> TASK DESCRIPTION
Reproduce the lines of the material exactly, excluding every image.

> DATA
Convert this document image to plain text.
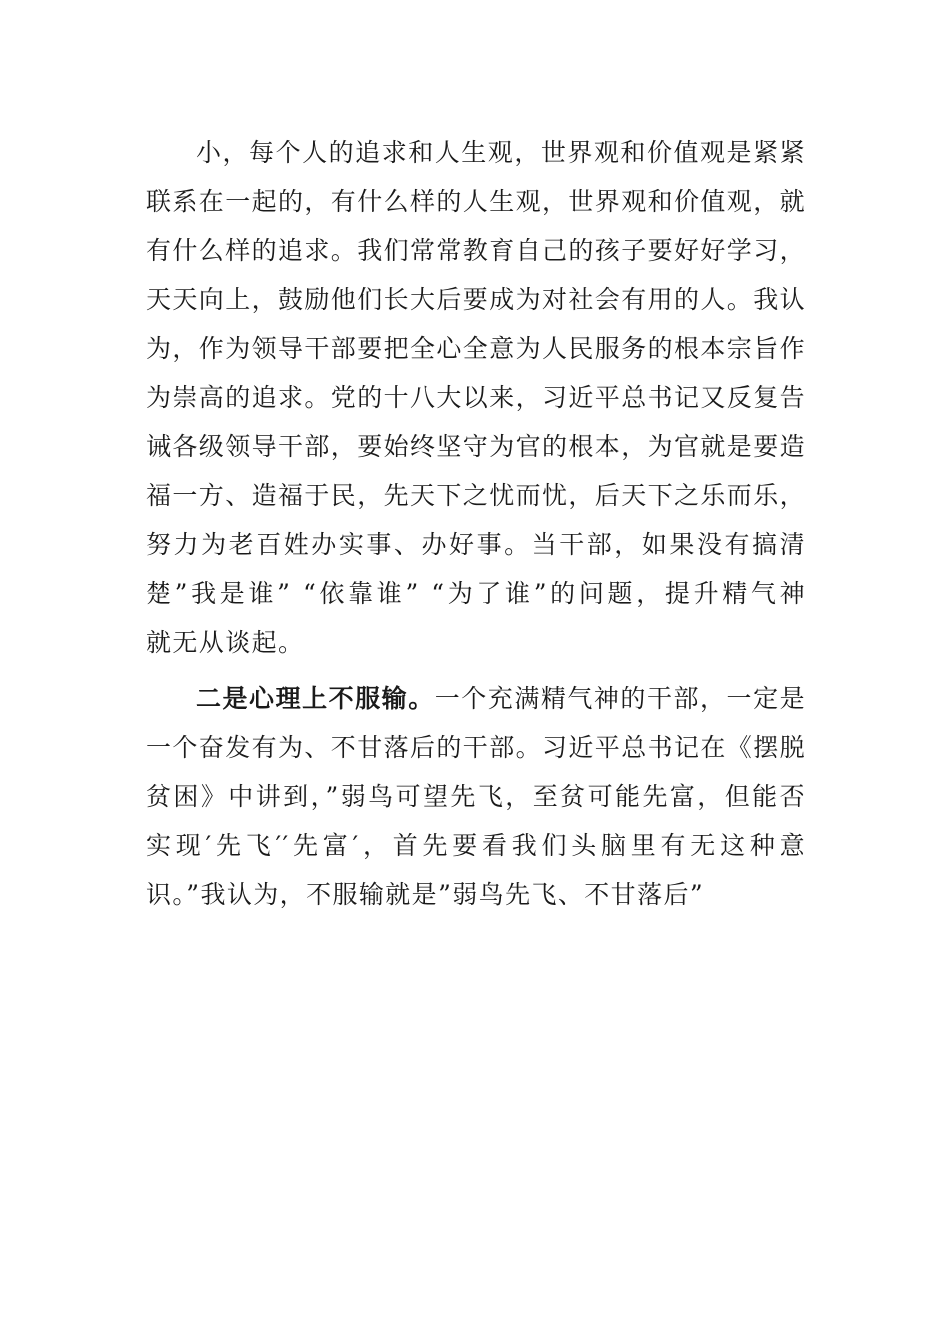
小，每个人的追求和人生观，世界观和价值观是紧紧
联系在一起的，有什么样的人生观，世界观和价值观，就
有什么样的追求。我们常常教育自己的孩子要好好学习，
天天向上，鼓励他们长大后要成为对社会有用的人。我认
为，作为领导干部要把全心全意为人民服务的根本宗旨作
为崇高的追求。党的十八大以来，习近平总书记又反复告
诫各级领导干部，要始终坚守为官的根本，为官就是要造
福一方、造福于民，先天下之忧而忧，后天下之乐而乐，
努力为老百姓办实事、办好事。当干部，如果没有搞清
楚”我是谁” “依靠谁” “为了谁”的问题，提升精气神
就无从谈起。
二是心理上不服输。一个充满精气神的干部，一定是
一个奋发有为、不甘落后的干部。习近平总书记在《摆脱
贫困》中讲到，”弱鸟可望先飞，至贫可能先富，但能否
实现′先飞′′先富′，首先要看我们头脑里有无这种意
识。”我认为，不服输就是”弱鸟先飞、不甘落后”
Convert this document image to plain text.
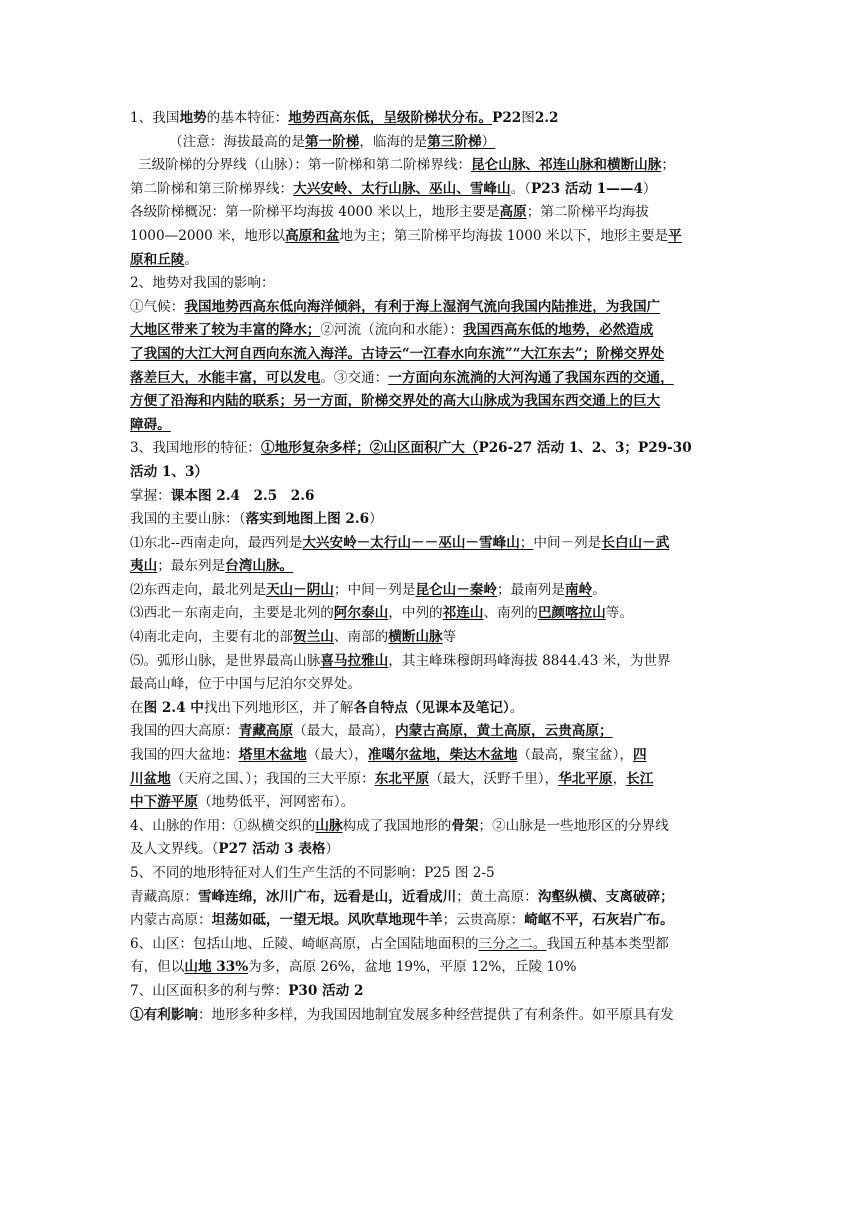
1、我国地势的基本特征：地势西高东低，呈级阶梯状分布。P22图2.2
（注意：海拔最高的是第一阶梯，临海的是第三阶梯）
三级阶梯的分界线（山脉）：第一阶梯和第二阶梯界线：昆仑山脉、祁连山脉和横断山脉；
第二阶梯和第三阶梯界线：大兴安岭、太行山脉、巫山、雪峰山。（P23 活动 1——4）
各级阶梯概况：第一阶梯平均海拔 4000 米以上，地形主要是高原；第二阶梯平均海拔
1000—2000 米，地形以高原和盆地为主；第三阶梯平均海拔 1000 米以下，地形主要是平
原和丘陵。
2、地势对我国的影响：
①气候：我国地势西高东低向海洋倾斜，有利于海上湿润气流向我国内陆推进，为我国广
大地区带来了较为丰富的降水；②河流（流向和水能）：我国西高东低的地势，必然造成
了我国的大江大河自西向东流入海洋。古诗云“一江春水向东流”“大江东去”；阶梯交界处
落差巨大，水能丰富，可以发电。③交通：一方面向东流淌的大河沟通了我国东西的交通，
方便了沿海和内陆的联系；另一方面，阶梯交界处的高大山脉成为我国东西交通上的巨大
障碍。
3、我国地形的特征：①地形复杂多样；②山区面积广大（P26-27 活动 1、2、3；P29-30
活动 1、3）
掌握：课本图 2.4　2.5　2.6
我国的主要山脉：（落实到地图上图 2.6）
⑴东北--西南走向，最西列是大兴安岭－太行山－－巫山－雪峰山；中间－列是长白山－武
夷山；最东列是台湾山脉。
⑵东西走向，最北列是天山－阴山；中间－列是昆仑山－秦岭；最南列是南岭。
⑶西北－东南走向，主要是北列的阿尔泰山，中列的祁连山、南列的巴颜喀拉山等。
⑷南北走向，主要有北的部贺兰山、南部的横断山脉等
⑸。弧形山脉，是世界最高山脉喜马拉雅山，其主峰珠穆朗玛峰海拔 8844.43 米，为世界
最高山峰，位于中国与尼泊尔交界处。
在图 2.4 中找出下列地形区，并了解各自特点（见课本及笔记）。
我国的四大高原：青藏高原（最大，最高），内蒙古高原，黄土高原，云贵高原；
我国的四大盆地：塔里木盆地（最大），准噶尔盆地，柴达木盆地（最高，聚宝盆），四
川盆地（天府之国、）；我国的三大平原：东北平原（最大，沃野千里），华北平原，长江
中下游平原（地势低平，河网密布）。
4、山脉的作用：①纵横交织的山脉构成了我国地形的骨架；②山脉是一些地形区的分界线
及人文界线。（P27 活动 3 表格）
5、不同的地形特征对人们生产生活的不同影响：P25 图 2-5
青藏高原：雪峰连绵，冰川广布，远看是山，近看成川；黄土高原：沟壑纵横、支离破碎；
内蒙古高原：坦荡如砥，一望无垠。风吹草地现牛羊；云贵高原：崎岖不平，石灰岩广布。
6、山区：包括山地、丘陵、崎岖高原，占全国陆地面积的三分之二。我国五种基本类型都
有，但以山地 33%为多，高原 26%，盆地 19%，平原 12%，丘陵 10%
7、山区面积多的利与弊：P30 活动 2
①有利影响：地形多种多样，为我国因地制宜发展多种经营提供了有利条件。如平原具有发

> TASK RESPONSE
Convert this document image to plain text.
小，每个人的追求和人生观，世界观和价值观是紧紧
联系在一起的，有什么样的人生观，世界观和价值观，就
有什么样的追求。我们常常教育自己的孩子要好好学习，
天天向上，鼓励他们长大后要成为对社会有用的人。我认
为，作为领导干部要把全心全意为人民服务的根本宗旨作
为崇高的追求。党的十八大以来，习近平总书记又反复告
诫各级领导干部，要始终坚守为官的根本，为官就是要造
福一方、造福于民，先天下之忧而忧，后天下之乐而乐，
努力为老百姓办实事、办好事。当干部，如果没有搞清
楚”我是谁” “依靠谁” “为了谁”的问题，提升精气神
就无从谈起。
二是心理上不服输。一个充满精气神的干部，一定是
一个奋发有为、不甘落后的干部。习近平总书记在《摆脱
贫困》中讲到，”弱鸟可望先飞，至贫可能先富，但能否
实现′先飞′′先富′，首先要看我们头脑里有无这种意
识。”我认为，不服输就是”弱鸟先飞、不甘落后”
Convert this document image to plain text.
1、我国地势的基本特征：地势西高东低，呈级阶梯状分布。P22图2.2
（注意：海拔最高的是第一阶梯，临海的是第三阶梯）
三级阶梯的分界线（山脉）：第一阶梯和第二阶梯界线：昆仑山脉、祁连山脉和横断山脉；
第二阶梯和第三阶梯界线：大兴安岭、太行山脉、巫山、雪峰山。（P23 活动 1——4）
各级阶梯概况：第一阶梯平均海拔 4000 米以上，地形主要是高原；第二阶梯平均海拔
1000—2000 米，地形以高原和盆地为主；第三阶梯平均海拔 1000 米以下，地形主要是平
原和丘陵。
2、地势对我国的影响：
①气候：我国地势西高东低向海洋倾斜，有利于海上湿润气流向我国内陆推进，为我国广
大地区带来了较为丰富的降水；②河流（流向和水能）：我国西高东低的地势，必然造成
了我国的大江大河自西向东流入海洋。古诗云“一江春水向东流”“大江东去”；阶梯交界处
落差巨大，水能丰富，可以发电。③交通：一方面向东流淌的大河沟通了我国东西的交通，
方便了沿海和内陆的联系；另一方面，阶梯交界处的高大山脉成为我国东西交通上的巨大
障碍。
3、我国地形的特征：①地形复杂多样；②山区面积广大（P26-27 活动 1、2、3；P29-30
活动 1、3）
掌握：课本图 2.4　2.5　2.6
我国的主要山脉：（落实到地图上图 2.6）
⑴东北--西南走向，最西列是大兴安岭－太行山－－巫山－雪峰山；中间－列是长白山－武
夷山；最东列是台湾山脉。
⑵东西走向，最北列是天山－阴山；中间－列是昆仑山－秦岭；最南列是南岭。
⑶西北－东南走向，主要是北列的阿尔泰山，中列的祁连山、南列的巴颜喀拉山等。
⑷南北走向，主要有北的部贺兰山、南部的横断山脉等
⑸。弧形山脉，是世界最高山脉喜马拉雅山，其主峰珠穆朗玛峰海拔 8844.43 米，为世界
最高山峰，位于中国与尼泊尔交界处。
在图 2.4 中找出下列地形区，并了解各自特点（见课本及笔记）。
我国的四大高原：青藏高原（最大，最高），内蒙古高原，黄土高原，云贵高原；
我国的四大盆地：塔里木盆地（最大），准噶尔盆地，柴达木盆地（最高，聚宝盆），四
川盆地（天府之国、）；我国的三大平原：东北平原（最大，沃野千里），华北平原，长江
中下游平原（地势低平，河网密布）。
4、山脉的作用：①纵横交织的山脉构成了我国地形的骨架；②山脉是一些地形区的分界线
及人文界线。（P27 活动 3 表格）
5、不同的地形特征对人们生产生活的不同影响：P25 图 2-5
青藏高原：雪峰连绵，冰川广布，远看是山，近看成川；黄土高原：沟壑纵横、支离破碎；
内蒙古高原：坦荡如砥，一望无垠。风吹草地现牛羊；云贵高原：崎岖不平，石灰岩广布。
6、山区：包括山地、丘陵、崎岖高原，占全国陆地面积的三分之二。我国五种基本类型都
有，但以山地 33%为多，高原 26%，盆地 19%，平原 12%，丘陵 10%
7、山区面积多的利与弊：P30 活动 2
①有利影响：地形多种多样，为我国因地制宜发展多种经营提供了有利条件。如平原具有发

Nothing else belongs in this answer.